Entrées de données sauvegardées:
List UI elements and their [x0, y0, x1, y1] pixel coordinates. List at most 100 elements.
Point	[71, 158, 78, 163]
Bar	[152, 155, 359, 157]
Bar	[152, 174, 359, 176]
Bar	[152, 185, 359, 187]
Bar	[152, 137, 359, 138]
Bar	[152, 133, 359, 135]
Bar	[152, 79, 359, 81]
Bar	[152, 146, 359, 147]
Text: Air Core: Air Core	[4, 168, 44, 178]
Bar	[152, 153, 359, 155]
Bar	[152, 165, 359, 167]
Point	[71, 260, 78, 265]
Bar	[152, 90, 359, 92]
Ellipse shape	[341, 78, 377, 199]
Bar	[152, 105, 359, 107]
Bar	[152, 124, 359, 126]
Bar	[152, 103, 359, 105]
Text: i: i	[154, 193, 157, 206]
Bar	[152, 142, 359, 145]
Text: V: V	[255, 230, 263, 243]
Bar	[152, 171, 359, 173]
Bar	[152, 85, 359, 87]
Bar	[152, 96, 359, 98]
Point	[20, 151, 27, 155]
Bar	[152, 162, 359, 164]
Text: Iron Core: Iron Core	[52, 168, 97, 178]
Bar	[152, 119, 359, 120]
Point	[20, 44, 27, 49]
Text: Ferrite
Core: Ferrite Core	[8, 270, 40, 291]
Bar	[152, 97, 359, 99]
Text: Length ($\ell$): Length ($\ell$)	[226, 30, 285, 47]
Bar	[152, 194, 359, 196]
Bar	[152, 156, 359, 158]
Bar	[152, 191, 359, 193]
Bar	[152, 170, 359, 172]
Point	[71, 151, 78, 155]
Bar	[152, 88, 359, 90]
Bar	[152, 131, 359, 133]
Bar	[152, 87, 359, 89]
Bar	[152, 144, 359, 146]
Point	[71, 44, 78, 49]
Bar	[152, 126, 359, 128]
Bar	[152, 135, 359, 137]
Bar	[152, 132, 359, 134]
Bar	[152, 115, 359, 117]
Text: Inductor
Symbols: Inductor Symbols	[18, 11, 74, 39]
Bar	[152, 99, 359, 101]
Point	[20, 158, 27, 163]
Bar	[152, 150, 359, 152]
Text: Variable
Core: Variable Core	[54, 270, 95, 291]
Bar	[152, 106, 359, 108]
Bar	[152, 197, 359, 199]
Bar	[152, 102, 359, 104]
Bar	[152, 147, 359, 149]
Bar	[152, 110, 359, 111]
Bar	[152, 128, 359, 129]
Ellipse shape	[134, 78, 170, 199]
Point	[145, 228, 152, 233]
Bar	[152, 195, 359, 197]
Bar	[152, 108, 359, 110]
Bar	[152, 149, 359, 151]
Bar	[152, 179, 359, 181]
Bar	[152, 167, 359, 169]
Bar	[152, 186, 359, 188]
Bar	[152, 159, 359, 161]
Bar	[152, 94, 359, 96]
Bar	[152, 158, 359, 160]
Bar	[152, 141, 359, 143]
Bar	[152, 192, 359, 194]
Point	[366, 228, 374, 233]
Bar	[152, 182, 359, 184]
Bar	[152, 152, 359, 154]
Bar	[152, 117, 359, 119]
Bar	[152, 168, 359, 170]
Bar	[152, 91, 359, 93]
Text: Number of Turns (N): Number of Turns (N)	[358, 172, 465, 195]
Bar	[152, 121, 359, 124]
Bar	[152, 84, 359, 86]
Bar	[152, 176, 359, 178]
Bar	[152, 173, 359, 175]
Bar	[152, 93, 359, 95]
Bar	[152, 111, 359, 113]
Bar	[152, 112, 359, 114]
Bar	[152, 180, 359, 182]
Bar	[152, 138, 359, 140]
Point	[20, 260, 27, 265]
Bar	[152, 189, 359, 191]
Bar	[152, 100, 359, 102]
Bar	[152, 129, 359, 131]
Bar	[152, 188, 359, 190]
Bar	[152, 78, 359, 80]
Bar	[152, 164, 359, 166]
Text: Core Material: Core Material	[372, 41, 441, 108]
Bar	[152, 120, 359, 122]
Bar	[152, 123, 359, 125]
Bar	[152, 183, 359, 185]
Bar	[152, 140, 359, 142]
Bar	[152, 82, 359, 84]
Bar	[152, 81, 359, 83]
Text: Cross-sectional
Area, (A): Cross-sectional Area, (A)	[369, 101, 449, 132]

Consignes à suivre: Extrayez les lignes depuis la toute première jusqu'à la ligne contenant "78, 377, 199]", celle-ci comprise, et recopiez-les à l'identique.

Solution du problème:
List UI elements and their [x0, y0, x1, y1] pixel coordinates. List at most 100 elements.
Point	[71, 158, 78, 163]
Bar	[152, 155, 359, 157]
Bar	[152, 174, 359, 176]
Bar	[152, 185, 359, 187]
Bar	[152, 137, 359, 138]
Bar	[152, 133, 359, 135]
Bar	[152, 79, 359, 81]
Bar	[152, 146, 359, 147]
Text: Air Core: Air Core	[4, 168, 44, 178]
Bar	[152, 153, 359, 155]
Bar	[152, 165, 359, 167]
Point	[71, 260, 78, 265]
Bar	[152, 90, 359, 92]
Ellipse shape	[341, 78, 377, 199]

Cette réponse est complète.